• **Supplied material**
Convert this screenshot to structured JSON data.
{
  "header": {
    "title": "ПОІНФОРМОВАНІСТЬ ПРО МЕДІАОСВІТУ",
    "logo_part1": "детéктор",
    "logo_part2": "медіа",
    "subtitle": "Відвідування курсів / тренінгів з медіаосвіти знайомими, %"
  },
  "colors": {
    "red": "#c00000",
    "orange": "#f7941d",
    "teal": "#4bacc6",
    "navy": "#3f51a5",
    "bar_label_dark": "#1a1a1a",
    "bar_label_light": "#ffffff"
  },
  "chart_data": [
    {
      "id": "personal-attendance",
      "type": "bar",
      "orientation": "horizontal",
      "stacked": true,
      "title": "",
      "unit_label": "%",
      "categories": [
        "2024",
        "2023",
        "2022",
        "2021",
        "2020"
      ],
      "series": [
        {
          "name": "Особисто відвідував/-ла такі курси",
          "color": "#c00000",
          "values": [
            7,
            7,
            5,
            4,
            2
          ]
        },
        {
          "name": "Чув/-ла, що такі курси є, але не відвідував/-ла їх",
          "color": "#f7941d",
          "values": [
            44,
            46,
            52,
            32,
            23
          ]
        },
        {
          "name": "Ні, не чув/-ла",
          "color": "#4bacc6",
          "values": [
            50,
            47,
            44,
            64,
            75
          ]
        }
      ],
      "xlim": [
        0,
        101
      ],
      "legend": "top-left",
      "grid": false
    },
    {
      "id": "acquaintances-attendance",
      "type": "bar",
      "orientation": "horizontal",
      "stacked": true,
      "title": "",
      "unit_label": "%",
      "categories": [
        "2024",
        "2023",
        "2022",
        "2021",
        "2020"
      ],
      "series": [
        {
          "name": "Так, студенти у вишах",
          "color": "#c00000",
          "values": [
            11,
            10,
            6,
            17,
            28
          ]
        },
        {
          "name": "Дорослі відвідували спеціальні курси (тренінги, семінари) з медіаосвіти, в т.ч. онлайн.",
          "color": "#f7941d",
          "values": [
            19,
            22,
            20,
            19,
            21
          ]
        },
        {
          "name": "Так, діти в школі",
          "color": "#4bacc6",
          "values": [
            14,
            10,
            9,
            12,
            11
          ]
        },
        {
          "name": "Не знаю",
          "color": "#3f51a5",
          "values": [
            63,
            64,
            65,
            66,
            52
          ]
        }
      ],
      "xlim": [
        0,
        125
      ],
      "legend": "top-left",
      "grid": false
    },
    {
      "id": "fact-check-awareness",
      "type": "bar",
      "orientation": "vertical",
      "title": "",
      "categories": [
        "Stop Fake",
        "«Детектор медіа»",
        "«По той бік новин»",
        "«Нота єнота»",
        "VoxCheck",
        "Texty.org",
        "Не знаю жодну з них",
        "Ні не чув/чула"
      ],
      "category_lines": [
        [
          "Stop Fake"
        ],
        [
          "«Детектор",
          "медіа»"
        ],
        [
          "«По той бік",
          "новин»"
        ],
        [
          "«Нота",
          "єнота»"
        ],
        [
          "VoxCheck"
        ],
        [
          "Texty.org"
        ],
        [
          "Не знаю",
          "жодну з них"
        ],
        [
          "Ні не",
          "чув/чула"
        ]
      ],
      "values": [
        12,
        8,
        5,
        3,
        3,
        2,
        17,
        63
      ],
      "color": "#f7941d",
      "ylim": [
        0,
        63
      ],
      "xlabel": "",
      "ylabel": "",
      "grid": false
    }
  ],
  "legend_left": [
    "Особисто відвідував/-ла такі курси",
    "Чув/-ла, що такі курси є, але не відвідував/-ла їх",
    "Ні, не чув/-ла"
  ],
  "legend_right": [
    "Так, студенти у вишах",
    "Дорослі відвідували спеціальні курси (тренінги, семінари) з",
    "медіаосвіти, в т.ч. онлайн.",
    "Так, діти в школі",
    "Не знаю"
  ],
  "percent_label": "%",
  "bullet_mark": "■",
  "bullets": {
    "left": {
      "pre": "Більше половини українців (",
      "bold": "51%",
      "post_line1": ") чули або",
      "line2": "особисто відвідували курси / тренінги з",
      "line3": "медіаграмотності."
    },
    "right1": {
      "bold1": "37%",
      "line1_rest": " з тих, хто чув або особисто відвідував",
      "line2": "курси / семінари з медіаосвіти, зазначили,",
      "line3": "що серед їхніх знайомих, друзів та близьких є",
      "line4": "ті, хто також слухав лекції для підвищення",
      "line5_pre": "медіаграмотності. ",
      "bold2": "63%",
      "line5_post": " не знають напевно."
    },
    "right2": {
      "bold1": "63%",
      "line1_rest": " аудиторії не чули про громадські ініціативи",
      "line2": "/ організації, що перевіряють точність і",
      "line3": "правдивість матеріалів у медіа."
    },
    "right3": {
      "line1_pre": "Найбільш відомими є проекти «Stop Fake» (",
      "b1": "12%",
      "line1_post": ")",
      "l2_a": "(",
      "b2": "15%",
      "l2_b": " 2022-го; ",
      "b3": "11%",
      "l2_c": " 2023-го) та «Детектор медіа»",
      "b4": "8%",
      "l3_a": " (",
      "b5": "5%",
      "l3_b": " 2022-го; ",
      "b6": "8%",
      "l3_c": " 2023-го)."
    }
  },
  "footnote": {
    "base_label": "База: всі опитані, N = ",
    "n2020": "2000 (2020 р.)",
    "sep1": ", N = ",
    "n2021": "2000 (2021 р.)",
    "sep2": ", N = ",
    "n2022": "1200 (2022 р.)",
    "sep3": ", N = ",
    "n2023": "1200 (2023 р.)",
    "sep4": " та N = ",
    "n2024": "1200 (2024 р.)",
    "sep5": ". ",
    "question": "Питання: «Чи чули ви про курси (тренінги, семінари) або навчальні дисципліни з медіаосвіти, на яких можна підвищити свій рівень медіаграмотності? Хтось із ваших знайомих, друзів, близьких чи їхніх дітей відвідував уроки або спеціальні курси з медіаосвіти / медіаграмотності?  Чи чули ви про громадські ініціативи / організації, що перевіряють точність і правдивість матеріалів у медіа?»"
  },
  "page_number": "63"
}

• **Brief**
All of the material above needs to be copied exactly.

• **Output below**
Convert this screenshot to structured JSON data.
{
  "header": {
    "title": "ПОІНФОРМОВАНІСТЬ ПРО МЕДІАОСВІТУ",
    "logo_part1": "детéктор",
    "logo_part2": "медіа",
    "subtitle": "Відвідування курсів / тренінгів з медіаосвіти знайомими, %"
  },
  "colors": {
    "red": "#c00000",
    "orange": "#f7941d",
    "teal": "#4bacc6",
    "navy": "#3f51a5",
    "bar_label_dark": "#1a1a1a",
    "bar_label_light": "#ffffff"
  },
  "chart_data": [
    {
      "id": "personal-attendance",
      "type": "bar",
      "orientation": "horizontal",
      "stacked": true,
      "title": "",
      "unit_label": "%",
      "categories": [
        "2024",
        "2023",
        "2022",
        "2021",
        "2020"
      ],
      "series": [
        {
          "name": "Особисто відвідував/-ла такі курси",
          "color": "#c00000",
          "values": [
            7,
            7,
            5,
            4,
            2
          ]
        },
        {
          "name": "Чув/-ла, що такі курси є, але не відвідував/-ла їх",
          "color": "#f7941d",
          "values": [
            44,
            46,
            52,
            32,
            23
          ]
        },
        {
          "name": "Ні, не чув/-ла",
          "color": "#4bacc6",
          "values": [
            50,
            47,
            44,
            64,
            75
          ]
        }
      ],
      "xlim": [
        0,
        101
      ],
      "legend": "top-left",
      "grid": false
    },
    {
      "id": "acquaintances-attendance",
      "type": "bar",
      "orientation": "horizontal",
      "stacked": true,
      "title": "",
      "unit_label": "%",
      "categories": [
        "2024",
        "2023",
        "2022",
        "2021",
        "2020"
      ],
      "series": [
        {
          "name": "Так, студенти у вишах",
          "color": "#c00000",
          "values": [
            11,
            10,
            6,
            17,
            28
          ]
        },
        {
          "name": "Дорослі відвідували спеціальні курси (тренінги, семінари) з медіаосвіти, в т.ч. онлайн.",
          "color": "#f7941d",
          "values": [
            19,
            22,
            20,
            19,
            21
          ]
        },
        {
          "name": "Так, діти в школі",
          "color": "#4bacc6",
          "values": [
            14,
            10,
            9,
            12,
            11
          ]
        },
        {
          "name": "Не знаю",
          "color": "#3f51a5",
          "values": [
            63,
            64,
            65,
            66,
            52
          ]
        }
      ],
      "xlim": [
        0,
        125
      ],
      "legend": "top-left",
      "grid": false
    },
    {
      "id": "fact-check-awareness",
      "type": "bar",
      "orientation": "vertical",
      "title": "",
      "categories": [
        "Stop Fake",
        "«Детектор медіа»",
        "«По той бік новин»",
        "«Нота єнота»",
        "VoxCheck",
        "Texty.org",
        "Не знаю жодну з них",
        "Ні не чув/чула"
      ],
      "category_lines": [
        [
          "Stop Fake"
        ],
        [
          "«Детектор",
          "медіа»"
        ],
        [
          "«По той бік",
          "новин»"
        ],
        [
          "«Нота",
          "єнота»"
        ],
        [
          "VoxCheck"
        ],
        [
          "Texty.org"
        ],
        [
          "Не знаю",
          "жодну з них"
        ],
        [
          "Ні не",
          "чув/чула"
        ]
      ],
      "values": [
        12,
        8,
        5,
        3,
        3,
        2,
        17,
        63
      ],
      "color": "#f7941d",
      "ylim": [
        0,
        63
      ],
      "xlabel": "",
      "ylabel": "",
      "grid": false
    }
  ],
  "legend_left": [
    "Особисто відвідував/-ла такі курси",
    "Чув/-ла, що такі курси є, але не відвідував/-ла їх",
    "Ні, не чув/-ла"
  ],
  "legend_right": [
    "Так, студенти у вишах",
    "Дорослі відвідували спеціальні курси (тренінги, семінари) з",
    "медіаосвіти, в т.ч. онлайн.",
    "Так, діти в школі",
    "Не знаю"
  ],
  "percent_label": "%",
  "bullet_mark": "■",
  "bullets": {
    "left": {
      "pre": "Більше половини українців (",
      "bold": "51%",
      "post_line1": ") чули або",
      "line2": "особисто відвідували курси / тренінги з",
      "line3": "медіаграмотності."
    },
    "right1": {
      "bold1": "37%",
      "line1_rest": " з тих, хто чув або особисто відвідував",
      "line2": "курси / семінари з медіаосвіти, зазначили,",
      "line3": "що серед їхніх знайомих, друзів та близьких є",
      "line4": "ті, хто також слухав лекції для підвищення",
      "line5_pre": "медіаграмотності. ",
      "bold2": "63%",
      "line5_post": " не знають напевно."
    },
    "right2": {
      "bold1": "63%",
      "line1_rest": " аудиторії не чули про громадські ініціативи",
      "line2": "/ організації, що перевіряють точність і",
      "line3": "правдивість матеріалів у медіа."
    },
    "right3": {
      "line1_pre": "Найбільш відомими є проекти «Stop Fake» (",
      "b1": "12%",
      "line1_post": ")",
      "l2_a": "(",
      "b2": "15%",
      "l2_b": " 2022-го; ",
      "b3": "11%",
      "l2_c": " 2023-го) та «Детектор медіа»",
      "b4": "8%",
      "l3_a": " (",
      "b5": "5%",
      "l3_b": " 2022-го; ",
      "b6": "8%",
      "l3_c": " 2023-го)."
    }
  },
  "footnote": {
    "base_label": "База: всі опитані, N = ",
    "n2020": "2000 (2020 р.)",
    "sep1": ", N = ",
    "n2021": "2000 (2021 р.)",
    "sep2": ", N = ",
    "n2022": "1200 (2022 р.)",
    "sep3": ", N = ",
    "n2023": "1200 (2023 р.)",
    "sep4": " та N = ",
    "n2024": "1200 (2024 р.)",
    "sep5": ". ",
    "question": "Питання: «Чи чули ви про курси (тренінги, семінари) або навчальні дисципліни з медіаосвіти, на яких можна підвищити свій рівень медіаграмотності? Хтось із ваших знайомих, друзів, близьких чи їхніх дітей відвідував уроки або спеціальні курси з медіаосвіти / медіаграмотності?  Чи чули ви про громадські ініціативи / організації, що перевіряють точність і правдивість матеріалів у медіа?»"
  },
  "page_number": "63"
}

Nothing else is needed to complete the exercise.